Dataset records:
———

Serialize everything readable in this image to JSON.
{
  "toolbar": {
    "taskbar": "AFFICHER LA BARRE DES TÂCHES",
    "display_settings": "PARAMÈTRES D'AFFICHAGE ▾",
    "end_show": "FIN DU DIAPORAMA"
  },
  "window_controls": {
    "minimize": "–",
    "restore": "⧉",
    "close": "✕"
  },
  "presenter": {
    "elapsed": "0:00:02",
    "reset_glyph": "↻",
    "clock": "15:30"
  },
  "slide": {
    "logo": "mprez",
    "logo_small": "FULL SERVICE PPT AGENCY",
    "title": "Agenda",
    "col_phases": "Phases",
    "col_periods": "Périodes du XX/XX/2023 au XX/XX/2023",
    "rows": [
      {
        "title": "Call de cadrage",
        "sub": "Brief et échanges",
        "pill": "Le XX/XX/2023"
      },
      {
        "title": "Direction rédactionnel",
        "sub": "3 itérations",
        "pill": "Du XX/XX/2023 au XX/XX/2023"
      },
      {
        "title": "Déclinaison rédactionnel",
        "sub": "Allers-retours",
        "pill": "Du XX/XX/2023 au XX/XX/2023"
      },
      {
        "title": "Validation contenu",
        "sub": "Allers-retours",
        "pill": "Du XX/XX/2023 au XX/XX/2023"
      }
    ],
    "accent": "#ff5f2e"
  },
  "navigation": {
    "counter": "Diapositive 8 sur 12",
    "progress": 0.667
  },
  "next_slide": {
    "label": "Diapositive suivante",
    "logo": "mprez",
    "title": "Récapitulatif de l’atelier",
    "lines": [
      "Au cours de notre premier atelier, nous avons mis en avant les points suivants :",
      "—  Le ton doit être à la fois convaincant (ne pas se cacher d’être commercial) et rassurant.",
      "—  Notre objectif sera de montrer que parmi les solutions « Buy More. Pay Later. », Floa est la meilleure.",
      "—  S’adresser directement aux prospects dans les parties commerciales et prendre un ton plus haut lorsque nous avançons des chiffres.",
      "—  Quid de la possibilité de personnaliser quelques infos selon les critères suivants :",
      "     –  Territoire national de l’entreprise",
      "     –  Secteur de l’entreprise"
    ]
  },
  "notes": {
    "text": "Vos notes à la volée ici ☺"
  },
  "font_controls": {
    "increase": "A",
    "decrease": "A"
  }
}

———

Pick out each line in the material containing "entreprise".

Complete response:
      "     –  Territoire national de l’entreprise",
      "     –  Secteur de l’entreprise"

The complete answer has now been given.